— Start Source —

In [None]:
import numpy as np
import pandas as pd
import matplotlib.pyplot as plt
import torch
import os
import pytorch_lightning as pl
from torch.utils.data import Dataset, DataLoader
from sklearn import model_selection
import torchvision.transforms as transforms
import torchvision.io 
import librosa
from PIL import Image
import albumentations as alb

In [None]:
class TransformationType:
    TORCHVISION = "torchvision"
    ALB = "albumentations"

class Models:
    RESNET34 = "resnet34"
    RESNET50 = "resnet50"
    RESNEXT50 = "resnext50_32x4d"    

class ImgStats:
    IMAGENET_MEAN = [0.485, 0.456, 0.406]
    IMAGENET_STD = [0.229, 0.224, 0.225]    

# CONSTANTS
class Config:
    NUM_CLASSES = 5
    BATCH_SIZE = 96
    NUM_FOLDS = 5
    UNFREEZE_EPOCH_NO = 1
    NUM_EPOCHS = 5
    NUM_WORKERS = 8
    INPUT_IMAGE_SIZE = (128,128)
    IMG_MEAN = ImgStats.IMAGENET_MEAN
    IMG_STD = ImgStats.IMAGENET_STD
    FAST_DEV_RUN = True
    PRECISION = 16
    DATA_ROOT_FOLDER = "./data/"
    PATIENCE = 5
    SUBSET_ROWS_FRAC = 0.1
    TRAIN_ON_SUBSET = True
    RANDOM_SEED = 42
    MODEL_TO_USE = Models.RESNET34
    # model hyperparameters
    MODEL_PARAMS = {    
        "drop_out": 0.25,
        "lr": 0.00036
    }

In [None]:
class AudioConfig:
    # settings
    hop_length = 512 # number of samples per time-step in spectrogram
    n_mels = 128 # number of bins in spectrogram. Height of image
    time_steps = 384 # number of time-steps. Width of image
    sampling_rate = 22050
    duration = 10 # sec
    fmin = 20
    fmax = sampling_rate // 2
    n_mels = 128
    n_fft = hop_length * 2
    padmode = 'constant'
    samples = sampling_rate * duration

In [None]:

# split the training dataframe into kfolds for cross validation. We do this before any processing is done
# on the data. We use stratified kfold if the target distribution is unbalanced
def strat_kfold_dataframe(df, target_col_name, num_folds=Config.NUM_FOLDS):
    # we create a new column called kfold and fill it with -1
    df["kfold"] = -1
    # randomize of shuffle the rows of dataframe before splitting is done
    df = df.sample(frac=1, random_state=Config.RANDOM_SEED).reset_index(drop=True)

— End Source —
— Start Dataset section —

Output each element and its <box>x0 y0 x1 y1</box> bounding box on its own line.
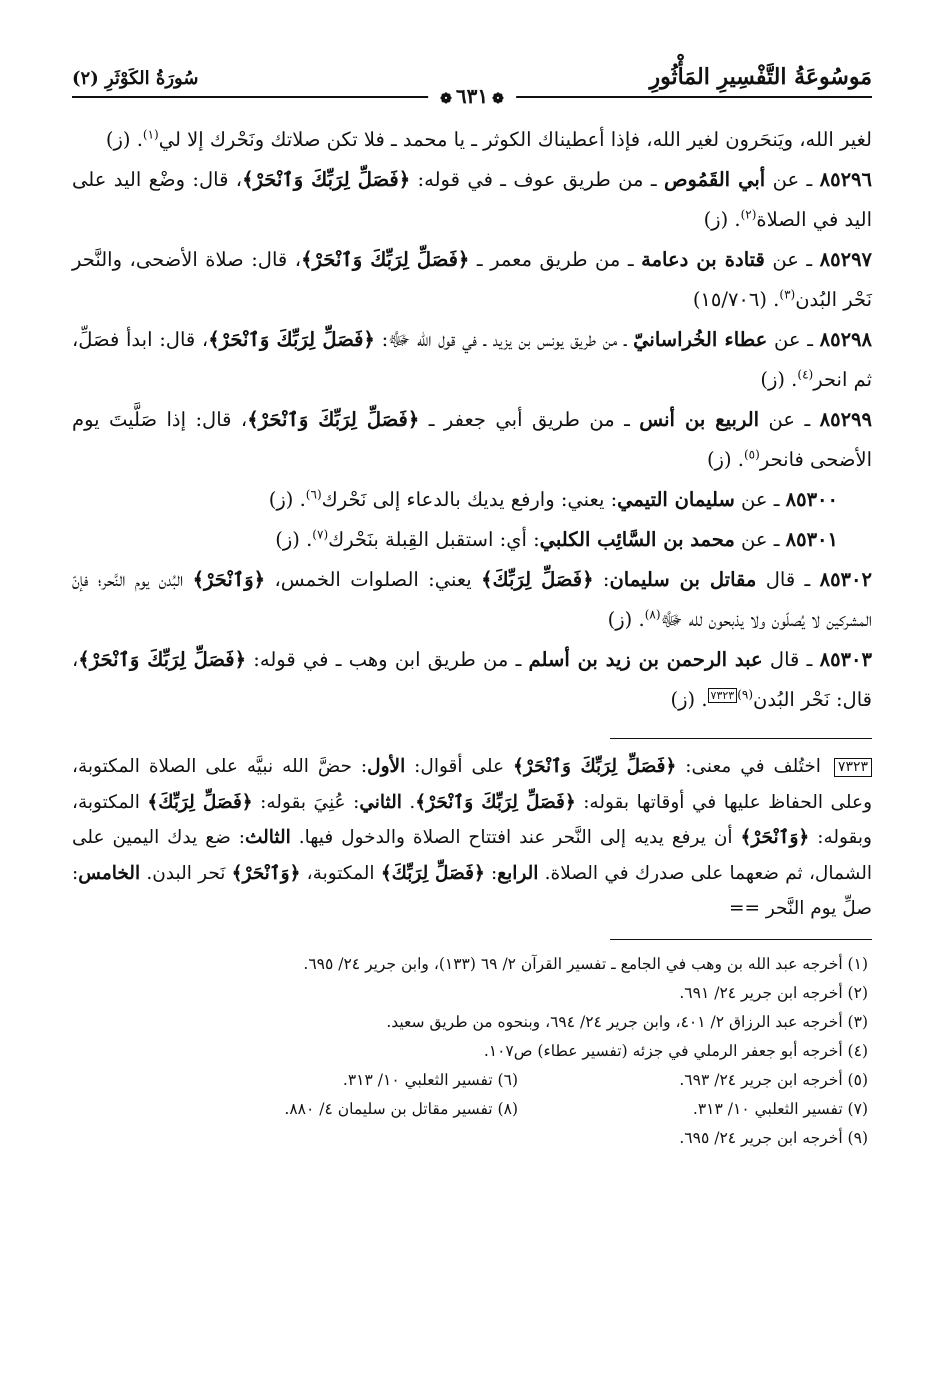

— End Dataset section —

▶ Written exercise 1:
Answer these questions from the notebook, one per line:
(a) What batch size does the Config class set?
(b) What sampling rate does the AudioConfig class use?
(c) What value is the new "kfold" column first filled with?
▶ Written exercise 2: Name every class that the notebook defines.
The listing has no connection to the notebook.

▶ Reply 1:
(a) 96
(b) 22050
(c) -1

▶ Reply 2: TransformationType, Models, ImgStats, Config, AudioConfig